■ **Work to do**
Exactly as written, please set down all of the entries again, with no pictures.

Extracted data entries
* * * * * * *

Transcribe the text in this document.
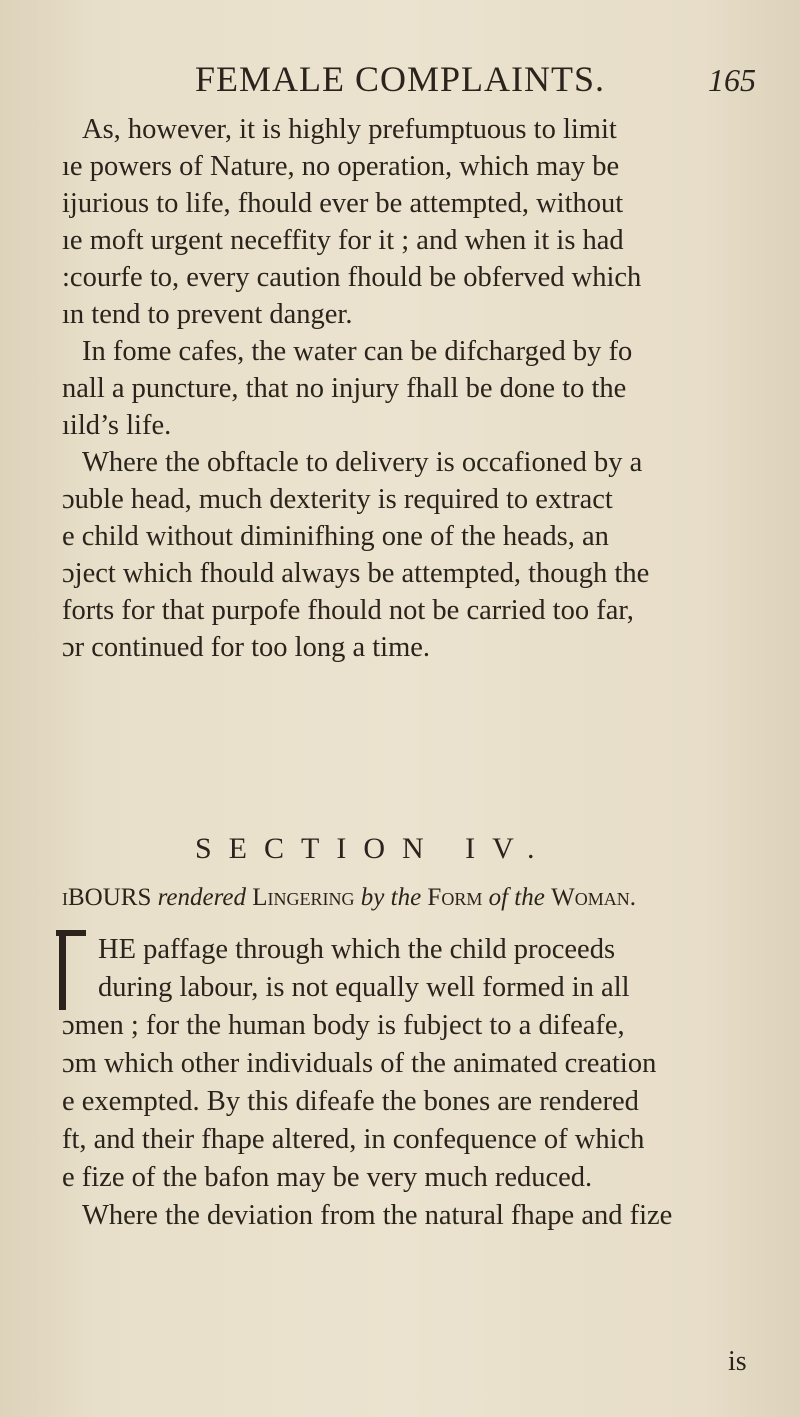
FEMALE COMPLAINTS.	165
As, however, it is highly prefumptuous to limit
ıe powers of Nature, no operation, which may be
ijurious to life, fhould ever be attempted, without
ıe moft urgent neceffity for it ; and when it is had
:courfe to, every caution fhould be obferved which
ın tend to prevent danger.
In fome cafes, the water can be difcharged by fo
nall a puncture, that no injury fhall be done to the
ıild’s life.
Where the obftacle to delivery is occafioned by a
ɔuble head, much dexterity is required to extract
e child without diminifhing one of the heads, an
ɔject which fhould always be attempted, though the
forts for that purpofe fhould not be carried too far,
ɔr continued for too long a time.
SECTION IV.
ıBOURS rendered Lingering by the Form of the Woman.
HE paffage through which the child proceeds
during labour, is not equally well formed in all
ɔmen ; for the human body is fubject to a difeafe,
ɔm which other individuals of the animated creation
e exempted. By this difeafe the bones are rendered
ft, and their fhape altered, in confequence of which
e fize of the bafon may be very much reduced.
Where the deviation from the natural fhape and fize
is
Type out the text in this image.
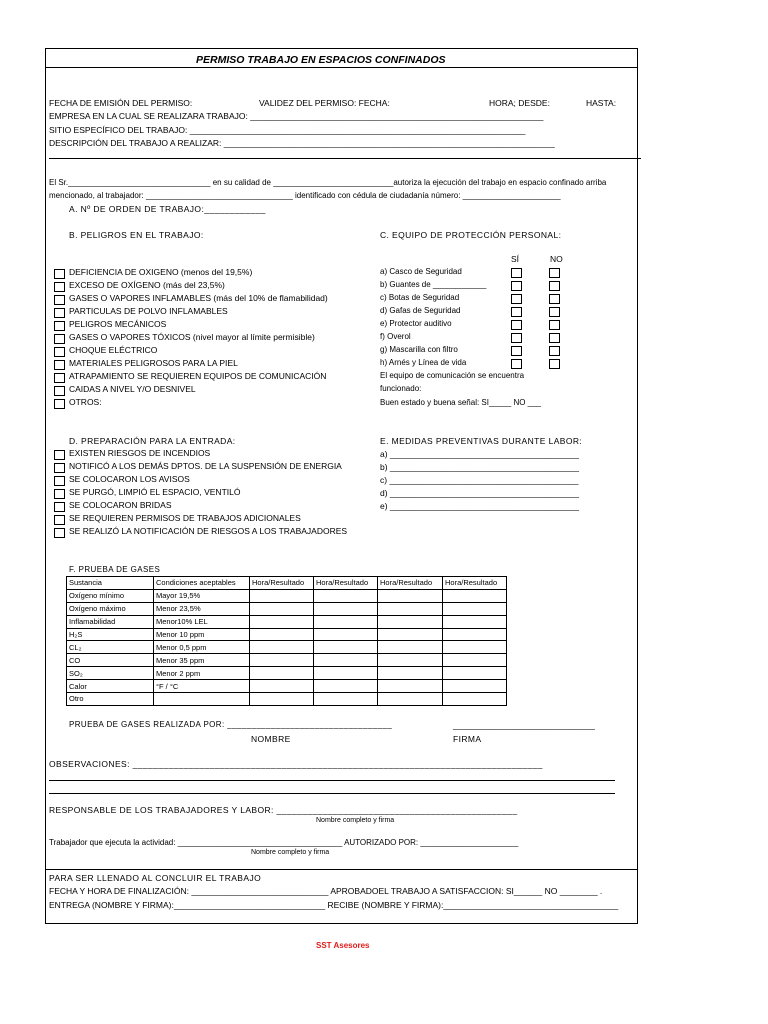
PERMISO TRABAJO EN ESPACIOS CONFINADOS
FECHA DE EMISIÓN DEL PERMISO:	VALIDEZ DEL PERMISO: FECHA:	HORA; DESDE:	HASTA:
EMPRESA EN LA CUAL SE REALIZARA TRABAJO: ______________________________________________________________
SITIO ESPECÍFICO DEL TRABAJO: _______________________________________________________________________
DESCRIPCIÓN DEL TRABAJO A REALIZAR: ______________________________________________________________________
El Sr.________________________________ en su calidad de ___________________________autoriza la ejecución del trabajo en espacio confinado arriba
mencionado, al trabajador: _________________________________ identificado con cédula de ciudadanía número: ______________________
A. Nº DE ORDEN DE TRABAJO:____________
B. PELIGROS EN EL TRABAJO:
DEFICIENCIA DE OXIGENO (menos del 19,5%)
EXCESO DE OXÍGENO (más del 23,5%)
GASES O VAPORES INFLAMABLES (más del 10% de flamabilidad)
PARTICULAS DE POLVO INFLAMABLES
PELIGROS MECÁNICOS
GASES O VAPORES TÓXICOS (nivel mayor al límite permisible)
CHOQUE ELÉCTRICO
MATERIALES PELIGROSOS PARA LA PIEL
ATRAPAMIENTO SE REQUIEREN EQUIPOS DE COMUNICACIÓN
CAIDAS A NIVEL Y/O DESNIVEL
OTROS:
C. EQUIPO DE PROTECCIÓN PERSONAL:
SÍ	NO
a) Casco de Seguridad
b) Guantes de ____________
c) Botas de Seguridad
d) Gafas de Seguridad
e) Protector auditivo
f) Overol
g) Mascarilla con filtro
h) Arnés y Línea de vida
El equipo de comunicación se encuentra
funcionado:
Buen estado y buena señal: SI_____ NO ___
D. PREPARACIÓN PARA LA ENTRADA:
EXISTEN RIESGOS DE INCENDIOS
NOTIFICÓ A LOS DEMÁS DPTOS. DE LA SUSPENSIÓN DE ENERGIA
SE COLOCARON LOS AVISOS
SE PURGÓ, LIMPIÓ EL ESPACIO, VENTILÓ
SE COLOCARON BRIDAS
SE REQUIEREN PERMISOS DE TRABAJOS ADICIONALES
SE REALIZÓ LA NOTIFICACIÓN DE RIESGOS A LOS TRABAJADORES
E. MEDIDAS PREVENTIVAS DURANTE LABOR:
a) ________________________________________
b) ________________________________________
c) ________________________________________
d) ________________________________________
e) ________________________________________
F. PRUEBA DE GASES
Sustancia	Condiciones aceptables	Hora/Resultado	Hora/Resultado	Hora/Resultado	Hora/Resultado
Oxígeno mínimo	Mayor 19,5%				
Oxígeno máximo	Menor 23,5%				
Inflamabilidad	Menor10% LEL				
H₂S	Menor 10 ppm				
CL₂	Menor 0,5 ppm				
CO	Menor 35 ppm				
SO₂	Menor 2 ppm				
Calor	°F / °C				
Otro					
PRUEBA DE GASES REALIZADA POR: __________________________________	______________________________
NOMBRE	FIRMA
OBSERVACIONES: ________________________________________________________________________________
RESPONSABLE DE LOS TRABAJADORES Y LABOR: _______________________________________________
Nombre completo y firma
Trabajador que ejecuta la actividad: _____________________________________ AUTORIZADO POR: ______________________
Nombre completo y firma
PARA SER LLENADO AL CONCLUIR EL TRABAJO
FECHA Y HORA DE FINALIZACIÓN: _____________________________ APROBADOEL TRABAJO A SATISFACCION: SI______ NO ________ .
ENTREGA (NOMBRE Y FIRMA):________________________________ RECIBE (NOMBRE Y FIRMA):_____________________________________
SST Asesores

* * * * * * *

■ **Worked answer**
Transcribe the text in this document.
FEMALE COMPLAINTS.	165
As, however, it is highly prefumptuous to limit
ıe powers of Nature, no operation, which may be
ijurious to life, fhould ever be attempted, without
ıe moft urgent neceffity for it ; and when it is had
:courfe to, every caution fhould be obferved which
ın tend to prevent danger.
In fome cafes, the water can be difcharged by fo
nall a puncture, that no injury fhall be done to the
ıild’s life.
Where the obftacle to delivery is occafioned by a
ɔuble head, much dexterity is required to extract
e child without diminifhing one of the heads, an
ɔject which fhould always be attempted, though the
forts for that purpofe fhould not be carried too far,
ɔr continued for too long a time.
SECTION IV.
ıBOURS rendered Lingering by the Form of the Woman.
HE paffage through which the child proceeds
during labour, is not equally well formed in all
ɔmen ; for the human body is fubject to a difeafe,
ɔm which other individuals of the animated creation
e exempted. By this difeafe the bones are rendered
ft, and their fhape altered, in confequence of which
e fize of the bafon may be very much reduced.
Where the deviation from the natural fhape and fize
is
Type out the text in this image.
PERMISO TRABAJO EN ESPACIOS CONFINADOS
FECHA DE EMISIÓN DEL PERMISO:	VALIDEZ DEL PERMISO: FECHA:	HORA; DESDE:	HASTA:
EMPRESA EN LA CUAL SE REALIZARA TRABAJO: ______________________________________________________________
SITIO ESPECÍFICO DEL TRABAJO: _______________________________________________________________________
DESCRIPCIÓN DEL TRABAJO A REALIZAR: ______________________________________________________________________
El Sr.________________________________ en su calidad de ___________________________autoriza la ejecución del trabajo en espacio confinado arriba
mencionado, al trabajador: _________________________________ identificado con cédula de ciudadanía número: ______________________
A. Nº DE ORDEN DE TRABAJO:____________
B. PELIGROS EN EL TRABAJO:
DEFICIENCIA DE OXIGENO (menos del 19,5%)
EXCESO DE OXÍGENO (más del 23,5%)
GASES O VAPORES INFLAMABLES (más del 10% de flamabilidad)
PARTICULAS DE POLVO INFLAMABLES
PELIGROS MECÁNICOS
GASES O VAPORES TÓXICOS (nivel mayor al límite permisible)
CHOQUE ELÉCTRICO
MATERIALES PELIGROSOS PARA LA PIEL
ATRAPAMIENTO SE REQUIEREN EQUIPOS DE COMUNICACIÓN
CAIDAS A NIVEL Y/O DESNIVEL
OTROS:
C. EQUIPO DE PROTECCIÓN PERSONAL:
SÍ	NO
a) Casco de Seguridad
b) Guantes de ____________
c) Botas de Seguridad
d) Gafas de Seguridad
e) Protector auditivo
f) Overol
g) Mascarilla con filtro
h) Arnés y Línea de vida
El equipo de comunicación se encuentra
funcionado:
Buen estado y buena señal: SI_____ NO ___
D. PREPARACIÓN PARA LA ENTRADA:
EXISTEN RIESGOS DE INCENDIOS
NOTIFICÓ A LOS DEMÁS DPTOS. DE LA SUSPENSIÓN DE ENERGIA
SE COLOCARON LOS AVISOS
SE PURGÓ, LIMPIÓ EL ESPACIO, VENTILÓ
SE COLOCARON BRIDAS
SE REQUIEREN PERMISOS DE TRABAJOS ADICIONALES
SE REALIZÓ LA NOTIFICACIÓN DE RIESGOS A LOS TRABAJADORES
E. MEDIDAS PREVENTIVAS DURANTE LABOR:
a) ________________________________________
b) ________________________________________
c) ________________________________________
d) ________________________________________
e) ________________________________________
F. PRUEBA DE GASES
Sustancia	Condiciones aceptables	Hora/Resultado	Hora/Resultado	Hora/Resultado	Hora/Resultado
Oxígeno mínimo	Mayor 19,5%				
Oxígeno máximo	Menor 23,5%				
Inflamabilidad	Menor10% LEL				
H₂S	Menor 10 ppm				
CL₂	Menor 0,5 ppm				
CO	Menor 35 ppm				
SO₂	Menor 2 ppm				
Calor	°F / °C				
Otro					
PRUEBA DE GASES REALIZADA POR: __________________________________	______________________________
NOMBRE	FIRMA
OBSERVACIONES: ________________________________________________________________________________
RESPONSABLE DE LOS TRABAJADORES Y LABOR: _______________________________________________
Nombre completo y firma
Trabajador que ejecuta la actividad: _____________________________________ AUTORIZADO POR: ______________________
Nombre completo y firma
PARA SER LLENADO AL CONCLUIR EL TRABAJO
FECHA Y HORA DE FINALIZACIÓN: _____________________________ APROBADOEL TRABAJO A SATISFACCION: SI______ NO ________ .
ENTREGA (NOMBRE Y FIRMA):________________________________ RECIBE (NOMBRE Y FIRMA):_____________________________________
SST Asesores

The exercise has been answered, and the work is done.